--- start of Text shown ---

RCCLX: Revolutionizing GPU Communication on AMD Platforms

RCCLX: Revolutionizing GPU Communication on AMD Platforms

3 Min Read

We are open-sourcing the initial version of RCCLX – an enhanced version of RCCL that we developed and tested on Meta’s internal workloads. RCCLX is fully integrated with Torchcomms and aims to empower researchers and developers to accelerate innovation, regardless of their chosen backend.

Communication patterns for AI models are constantly evolving, as are hardware capabilities. We want to iterate on collectives, transports, and novel features quickly on AMD platforms. Earlier, we developed and open-sourced CTran, a custom transport library on the NVIDIA platform. With RCCLX, we have integrated CTran to AMD platforms, enabling the AllToAllvDynamic – a GPU-resident collective. While not all the CTran features are currently integrated into the open source RCCLX library, we’re aiming to have them available in the coming months.

--- end of Text shown ---

### What is needed
Write the next part of the RCCLX announcement, picking up right after its final sentence.

--- start of Data lines ---

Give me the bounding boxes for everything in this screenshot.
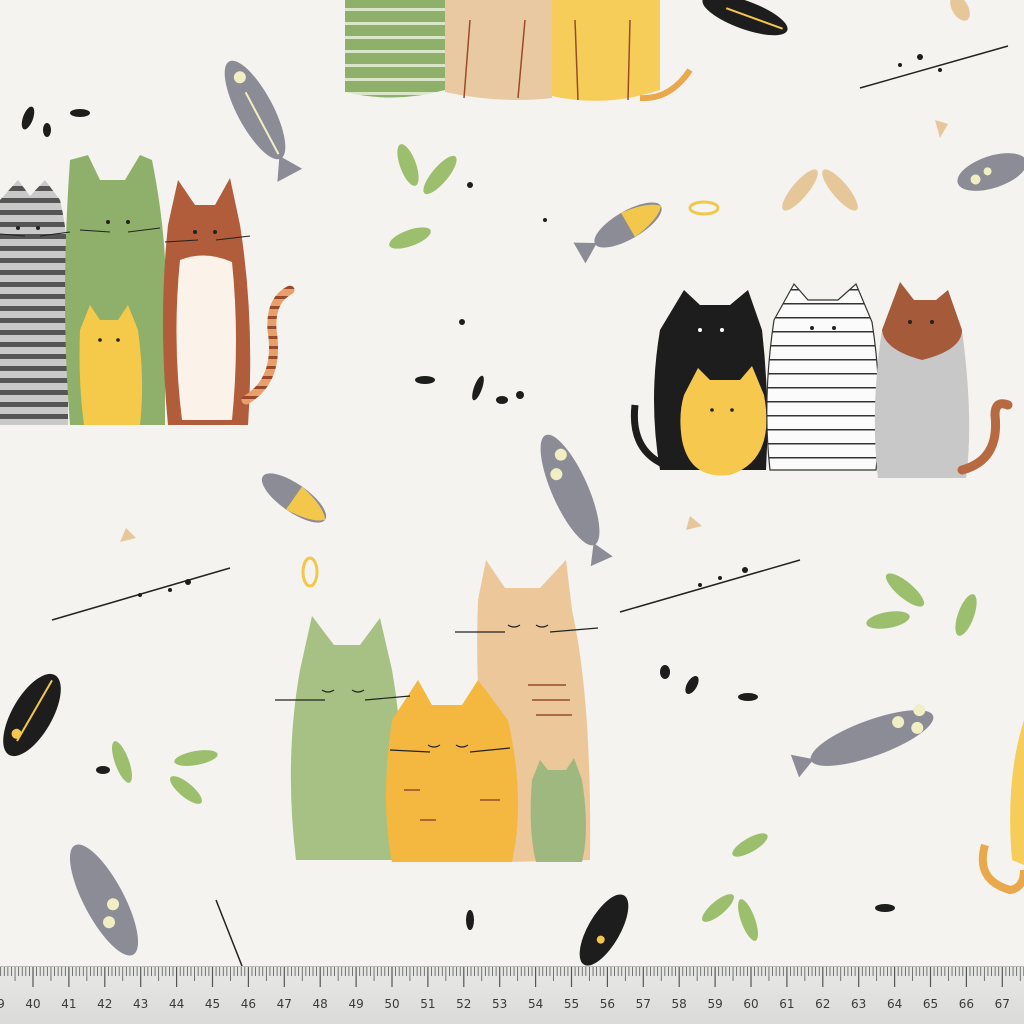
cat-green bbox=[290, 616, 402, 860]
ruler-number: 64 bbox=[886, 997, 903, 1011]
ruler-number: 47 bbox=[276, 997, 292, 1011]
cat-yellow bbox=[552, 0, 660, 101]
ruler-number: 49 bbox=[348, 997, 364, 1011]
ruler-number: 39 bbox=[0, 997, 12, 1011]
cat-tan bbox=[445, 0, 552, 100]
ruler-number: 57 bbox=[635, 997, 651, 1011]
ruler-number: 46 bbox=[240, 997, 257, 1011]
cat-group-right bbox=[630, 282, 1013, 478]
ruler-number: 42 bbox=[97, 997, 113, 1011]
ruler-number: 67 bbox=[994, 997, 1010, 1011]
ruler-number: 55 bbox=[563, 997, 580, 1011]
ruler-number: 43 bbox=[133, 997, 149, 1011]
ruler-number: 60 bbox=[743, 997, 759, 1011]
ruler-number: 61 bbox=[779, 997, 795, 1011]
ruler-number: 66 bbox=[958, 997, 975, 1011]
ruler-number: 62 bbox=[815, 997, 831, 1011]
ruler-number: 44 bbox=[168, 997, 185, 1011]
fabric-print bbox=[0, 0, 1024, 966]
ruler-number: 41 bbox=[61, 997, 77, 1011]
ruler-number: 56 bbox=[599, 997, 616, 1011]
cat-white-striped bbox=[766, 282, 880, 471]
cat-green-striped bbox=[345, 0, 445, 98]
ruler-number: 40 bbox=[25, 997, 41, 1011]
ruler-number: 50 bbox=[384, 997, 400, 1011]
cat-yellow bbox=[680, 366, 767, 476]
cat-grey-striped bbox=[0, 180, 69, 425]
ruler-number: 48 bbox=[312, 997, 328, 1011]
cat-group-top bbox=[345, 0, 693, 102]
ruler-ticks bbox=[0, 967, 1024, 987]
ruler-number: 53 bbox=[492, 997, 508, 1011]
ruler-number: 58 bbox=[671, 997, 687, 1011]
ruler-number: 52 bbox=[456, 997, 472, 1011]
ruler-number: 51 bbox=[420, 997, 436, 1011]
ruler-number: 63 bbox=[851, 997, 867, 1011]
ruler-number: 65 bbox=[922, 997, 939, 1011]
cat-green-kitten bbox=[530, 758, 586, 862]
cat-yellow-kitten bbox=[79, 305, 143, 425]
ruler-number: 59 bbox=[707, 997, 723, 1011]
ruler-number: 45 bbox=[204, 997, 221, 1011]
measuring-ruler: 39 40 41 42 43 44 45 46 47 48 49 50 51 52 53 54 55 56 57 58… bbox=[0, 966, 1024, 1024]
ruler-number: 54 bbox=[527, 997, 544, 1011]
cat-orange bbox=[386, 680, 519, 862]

--- end of Data lines ---

### Final result
In this post, we highlight two new features – Direct Data Access (DDA) and Low Precision Collectives. These features provide significant performance improvements on AMD platforms and we are excited to share this with the community.

Direct Data Access (DDA) – Lightweight Intra-node Collectives

Large language model inference operates through two distinct computational stages, each with fundamentally different performance characteristics:

  • The prefill stage processes the input prompt, which can span thousands of tokens, to generate a key-value (KV) cache for each transformer layer of the model. This stage is compute-bound because the attention mechanism scales quadratically with sequence length, making it highly demanding on GPU computational resources.
  • The decoding stage then utilizes and incrementally updates the KV cache to generate tokens one by one. Unlike prefill, decoding is memory-bound, as the I/O time of reading memory dominates attention time, with model weights and the KV cache occupying the majority of memory.

Tensor parallelism enables models to be distributed across multiple GPUs by sharding individual layers into smaller, independent blocks that execute on different devices. However, one important challenge is the AllReduce communication operation can contribute up to 30% of end-to-end (E2E) latency. To address this bottleneck, Meta developed two DDA algorithms.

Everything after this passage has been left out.